• Directive: Read the data and repeat it in full, exactly.

• Extracted data:
━━━━━━━━━━━━━━━━━━━━━━━━━━━━━━

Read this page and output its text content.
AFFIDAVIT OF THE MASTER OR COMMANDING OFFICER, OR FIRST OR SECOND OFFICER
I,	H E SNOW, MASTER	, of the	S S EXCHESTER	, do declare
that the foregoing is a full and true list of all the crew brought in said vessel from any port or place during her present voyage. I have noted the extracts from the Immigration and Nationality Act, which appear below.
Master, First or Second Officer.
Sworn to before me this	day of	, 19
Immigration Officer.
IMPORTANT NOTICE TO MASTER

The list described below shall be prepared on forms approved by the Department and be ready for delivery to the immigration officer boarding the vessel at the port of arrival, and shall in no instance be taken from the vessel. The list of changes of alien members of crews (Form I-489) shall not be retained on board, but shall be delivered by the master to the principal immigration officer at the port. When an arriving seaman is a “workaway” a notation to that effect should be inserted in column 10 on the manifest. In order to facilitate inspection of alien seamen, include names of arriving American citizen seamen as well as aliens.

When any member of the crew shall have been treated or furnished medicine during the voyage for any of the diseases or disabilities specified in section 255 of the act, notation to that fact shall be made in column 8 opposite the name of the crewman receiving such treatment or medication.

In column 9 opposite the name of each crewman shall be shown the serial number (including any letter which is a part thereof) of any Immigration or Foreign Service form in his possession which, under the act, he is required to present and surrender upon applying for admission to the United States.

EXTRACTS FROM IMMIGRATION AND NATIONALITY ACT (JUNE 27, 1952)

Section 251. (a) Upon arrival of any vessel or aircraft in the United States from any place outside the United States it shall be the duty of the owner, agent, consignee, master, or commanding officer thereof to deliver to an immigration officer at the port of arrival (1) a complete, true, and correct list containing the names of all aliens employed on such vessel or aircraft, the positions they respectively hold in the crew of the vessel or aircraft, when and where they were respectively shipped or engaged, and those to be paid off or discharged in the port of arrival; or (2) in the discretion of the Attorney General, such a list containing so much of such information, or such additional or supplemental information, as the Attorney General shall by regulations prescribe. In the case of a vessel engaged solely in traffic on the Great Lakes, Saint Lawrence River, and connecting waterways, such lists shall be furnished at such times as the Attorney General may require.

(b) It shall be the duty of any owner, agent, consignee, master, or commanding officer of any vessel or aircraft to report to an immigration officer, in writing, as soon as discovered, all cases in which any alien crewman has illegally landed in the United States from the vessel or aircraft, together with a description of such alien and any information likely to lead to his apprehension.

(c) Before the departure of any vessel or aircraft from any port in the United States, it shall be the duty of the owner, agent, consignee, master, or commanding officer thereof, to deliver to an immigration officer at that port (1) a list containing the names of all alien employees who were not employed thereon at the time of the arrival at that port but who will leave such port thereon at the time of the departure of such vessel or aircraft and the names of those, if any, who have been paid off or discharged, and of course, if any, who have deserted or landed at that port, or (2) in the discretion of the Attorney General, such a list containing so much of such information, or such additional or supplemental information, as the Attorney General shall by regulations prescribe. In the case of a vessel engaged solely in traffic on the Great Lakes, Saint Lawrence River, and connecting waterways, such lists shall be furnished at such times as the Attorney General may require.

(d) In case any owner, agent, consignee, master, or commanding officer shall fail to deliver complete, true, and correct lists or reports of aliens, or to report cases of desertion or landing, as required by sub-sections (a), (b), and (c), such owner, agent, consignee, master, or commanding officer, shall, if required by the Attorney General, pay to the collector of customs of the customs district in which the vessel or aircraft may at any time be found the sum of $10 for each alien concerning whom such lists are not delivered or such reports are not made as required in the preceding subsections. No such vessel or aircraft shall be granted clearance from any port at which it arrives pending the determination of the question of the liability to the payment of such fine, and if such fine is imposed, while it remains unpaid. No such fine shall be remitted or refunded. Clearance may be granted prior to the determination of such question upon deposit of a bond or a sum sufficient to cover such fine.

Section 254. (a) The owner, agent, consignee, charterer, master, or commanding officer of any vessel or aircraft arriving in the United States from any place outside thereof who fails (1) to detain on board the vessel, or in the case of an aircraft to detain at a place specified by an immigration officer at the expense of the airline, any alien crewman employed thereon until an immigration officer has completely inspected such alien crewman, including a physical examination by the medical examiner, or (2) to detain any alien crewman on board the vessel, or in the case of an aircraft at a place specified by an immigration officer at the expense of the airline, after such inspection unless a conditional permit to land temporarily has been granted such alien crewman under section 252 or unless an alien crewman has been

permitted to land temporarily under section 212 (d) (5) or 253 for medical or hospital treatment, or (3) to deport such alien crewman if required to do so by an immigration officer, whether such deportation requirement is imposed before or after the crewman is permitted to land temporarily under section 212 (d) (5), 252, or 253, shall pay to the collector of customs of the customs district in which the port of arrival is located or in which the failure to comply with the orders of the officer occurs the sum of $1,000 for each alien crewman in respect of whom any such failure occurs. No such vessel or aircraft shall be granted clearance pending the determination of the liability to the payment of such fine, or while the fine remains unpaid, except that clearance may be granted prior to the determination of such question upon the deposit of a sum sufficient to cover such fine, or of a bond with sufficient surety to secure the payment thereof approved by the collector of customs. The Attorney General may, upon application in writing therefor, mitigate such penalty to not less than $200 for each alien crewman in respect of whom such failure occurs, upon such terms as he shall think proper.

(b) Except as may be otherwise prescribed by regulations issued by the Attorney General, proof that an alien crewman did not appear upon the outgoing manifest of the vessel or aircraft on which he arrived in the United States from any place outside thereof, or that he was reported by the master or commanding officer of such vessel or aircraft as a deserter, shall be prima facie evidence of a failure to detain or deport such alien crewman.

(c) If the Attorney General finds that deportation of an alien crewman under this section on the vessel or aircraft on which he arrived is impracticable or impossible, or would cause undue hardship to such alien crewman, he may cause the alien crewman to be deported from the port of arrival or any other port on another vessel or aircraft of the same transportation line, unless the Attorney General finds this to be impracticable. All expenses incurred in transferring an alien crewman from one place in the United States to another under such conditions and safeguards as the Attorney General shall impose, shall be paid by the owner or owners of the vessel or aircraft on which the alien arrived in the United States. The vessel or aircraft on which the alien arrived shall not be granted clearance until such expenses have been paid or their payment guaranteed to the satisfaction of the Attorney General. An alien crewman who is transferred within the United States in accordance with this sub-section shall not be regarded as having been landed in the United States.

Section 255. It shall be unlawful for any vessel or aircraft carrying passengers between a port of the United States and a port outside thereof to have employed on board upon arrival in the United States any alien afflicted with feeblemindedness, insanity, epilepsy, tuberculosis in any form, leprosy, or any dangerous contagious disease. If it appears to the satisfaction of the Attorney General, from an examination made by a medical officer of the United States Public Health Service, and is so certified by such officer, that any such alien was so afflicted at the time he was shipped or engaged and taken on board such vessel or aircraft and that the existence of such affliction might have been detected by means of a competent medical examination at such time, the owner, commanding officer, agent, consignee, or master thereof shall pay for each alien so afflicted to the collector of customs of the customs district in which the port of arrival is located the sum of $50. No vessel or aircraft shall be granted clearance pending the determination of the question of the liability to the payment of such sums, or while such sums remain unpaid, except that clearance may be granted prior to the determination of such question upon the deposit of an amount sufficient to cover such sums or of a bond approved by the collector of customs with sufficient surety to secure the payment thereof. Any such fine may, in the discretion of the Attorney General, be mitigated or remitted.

━━━━━━━━━━━━━━━━━━━━━━━━━━━━━━

• In response:
Read this page and output its text content.
AFFIDAVIT OF THE MASTER OR COMMANDING OFFICER, OR FIRST OR SECOND OFFICER
I,	H E SNOW, MASTER	, of the	S S EXCHESTER	, do declare
that the foregoing is a full and true list of all the crew brought in said vessel from any port or place during her present voyage. I have noted the extracts from the Immigration and Nationality Act, which appear below.
Master, First or Second Officer.
Sworn to before me this	day of	, 19
Immigration Officer.
IMPORTANT NOTICE TO MASTER

The list described below shall be prepared on forms approved by the Department and be ready for delivery to the immigration officer boarding the vessel at the port of arrival, and shall in no instance be taken from the vessel. The list of changes of alien members of crews (Form I-489) shall not be retained on board, but shall be delivered by the master to the principal immigration officer at the port. When an arriving seaman is a “workaway” a notation to that effect should be inserted in column 10 on the manifest. In order to facilitate inspection of alien seamen, include names of arriving American citizen seamen as well as aliens.

When any member of the crew shall have been treated or furnished medicine during the voyage for any of the diseases or disabilities specified in section 255 of the act, notation to that fact shall be made in column 8 opposite the name of the crewman receiving such treatment or medication.

In column 9 opposite the name of each crewman shall be shown the serial number (including any letter which is a part thereof) of any Immigration or Foreign Service form in his possession which, under the act, he is required to present and surrender upon applying for admission to the United States.

EXTRACTS FROM IMMIGRATION AND NATIONALITY ACT (JUNE 27, 1952)

Section 251. (a) Upon arrival of any vessel or aircraft in the United States from any place outside the United States it shall be the duty of the owner, agent, consignee, master, or commanding officer thereof to deliver to an immigration officer at the port of arrival (1) a complete, true, and correct list containing the names of all aliens employed on such vessel or aircraft, the positions they respectively hold in the crew of the vessel or aircraft, when and where they were respectively shipped or engaged, and those to be paid off or discharged in the port of arrival; or (2) in the discretion of the Attorney General, such a list containing so much of such information, or such additional or supplemental information, as the Attorney General shall by regulations prescribe. In the case of a vessel engaged solely in traffic on the Great Lakes, Saint Lawrence River, and connecting waterways, such lists shall be furnished at such times as the Attorney General may require.

(b) It shall be the duty of any owner, agent, consignee, master, or commanding officer of any vessel or aircraft to report to an immigration officer, in writing, as soon as discovered, all cases in which any alien crewman has illegally landed in the United States from the vessel or aircraft, together with a description of such alien and any information likely to lead to his apprehension.

(c) Before the departure of any vessel or aircraft from any port in the United States, it shall be the duty of the owner, agent, consignee, master, or commanding officer thereof, to deliver to an immigration officer at that port (1) a list containing the names of all alien employees who were not employed thereon at the time of the arrival at that port but who will leave such port thereon at the time of the departure of such vessel or aircraft and the names of those, if any, who have been paid off or discharged, and of course, if any, who have deserted or landed at that port, or (2) in the discretion of the Attorney General, such a list containing so much of such information, or such additional or supplemental information, as the Attorney General shall by regulations prescribe. In the case of a vessel engaged solely in traffic on the Great Lakes, Saint Lawrence River, and connecting waterways, such lists shall be furnished at such times as the Attorney General may require.

(d) In case any owner, agent, consignee, master, or commanding officer shall fail to deliver complete, true, and correct lists or reports of aliens, or to report cases of desertion or landing, as required by sub-sections (a), (b), and (c), such owner, agent, consignee, master, or commanding officer, shall, if required by the Attorney General, pay to the collector of customs of the customs district in which the vessel or aircraft may at any time be found the sum of $10 for each alien concerning whom such lists are not delivered or such reports are not made as required in the preceding subsections. No such vessel or aircraft shall be granted clearance from any port at which it arrives pending the determination of the question of the liability to the payment of such fine, and if such fine is imposed, while it remains unpaid. No such fine shall be remitted or refunded. Clearance may be granted prior to the determination of such question upon deposit of a bond or a sum sufficient to cover such fine.

Section 254. (a) The owner, agent, consignee, charterer, master, or commanding officer of any vessel or aircraft arriving in the United States from any place outside thereof who fails (1) to detain on board the vessel, or in the case of an aircraft to detain at a place specified by an immigration officer at the expense of the airline, any alien crewman employed thereon until an immigration officer has completely inspected such alien crewman, including a physical examination by the medical examiner, or (2) to detain any alien crewman on board the vessel, or in the case of an aircraft at a place specified by an immigration officer at the expense of the airline, after such inspection unless a conditional permit to land temporarily has been granted such alien crewman under section 252 or unless an alien crewman has been

permitted to land temporarily under section 212 (d) (5) or 253 for medical or hospital treatment, or (3) to deport such alien crewman if required to do so by an immigration officer, whether such deportation requirement is imposed before or after the crewman is permitted to land temporarily under section 212 (d) (5), 252, or 253, shall pay to the collector of customs of the customs district in which the port of arrival is located or in which the failure to comply with the orders of the officer occurs the sum of $1,000 for each alien crewman in respect of whom any such failure occurs. No such vessel or aircraft shall be granted clearance pending the determination of the liability to the payment of such fine, or while the fine remains unpaid, except that clearance may be granted prior to the determination of such question upon the deposit of a sum sufficient to cover such fine, or of a bond with sufficient surety to secure the payment thereof approved by the collector of customs. The Attorney General may, upon application in writing therefor, mitigate such penalty to not less than $200 for each alien crewman in respect of whom such failure occurs, upon such terms as he shall think proper.

(b) Except as may be otherwise prescribed by regulations issued by the Attorney General, proof that an alien crewman did not appear upon the outgoing manifest of the vessel or aircraft on which he arrived in the United States from any place outside thereof, or that he was reported by the master or commanding officer of such vessel or aircraft as a deserter, shall be prima facie evidence of a failure to detain or deport such alien crewman.

(c) If the Attorney General finds that deportation of an alien crewman under this section on the vessel or aircraft on which he arrived is impracticable or impossible, or would cause undue hardship to such alien crewman, he may cause the alien crewman to be deported from the port of arrival or any other port on another vessel or aircraft of the same transportation line, unless the Attorney General finds this to be impracticable. All expenses incurred in transferring an alien crewman from one place in the United States to another under such conditions and safeguards as the Attorney General shall impose, shall be paid by the owner or owners of the vessel or aircraft on which the alien arrived in the United States. The vessel or aircraft on which the alien arrived shall not be granted clearance until such expenses have been paid or their payment guaranteed to the satisfaction of the Attorney General. An alien crewman who is transferred within the United States in accordance with this sub-section shall not be regarded as having been landed in the United States.

Section 255. It shall be unlawful for any vessel or aircraft carrying passengers between a port of the United States and a port outside thereof to have employed on board upon arrival in the United States any alien afflicted with feeblemindedness, insanity, epilepsy, tuberculosis in any form, leprosy, or any dangerous contagious disease. If it appears to the satisfaction of the Attorney General, from an examination made by a medical officer of the United States Public Health Service, and is so certified by such officer, that any such alien was so afflicted at the time he was shipped or engaged and taken on board such vessel or aircraft and that the existence of such affliction might have been detected by means of a competent medical examination at such time, the owner, commanding officer, agent, consignee, or master thereof shall pay for each alien so afflicted to the collector of customs of the customs district in which the port of arrival is located the sum of $50. No vessel or aircraft shall be granted clearance pending the determination of the question of the liability to the payment of such sums, or while such sums remain unpaid, except that clearance may be granted prior to the determination of such question upon the deposit of an amount sufficient to cover such sums or of a bond approved by the collector of customs with sufficient surety to secure the payment thereof. Any such fine may, in the discretion of the Attorney General, be mitigated or remitted.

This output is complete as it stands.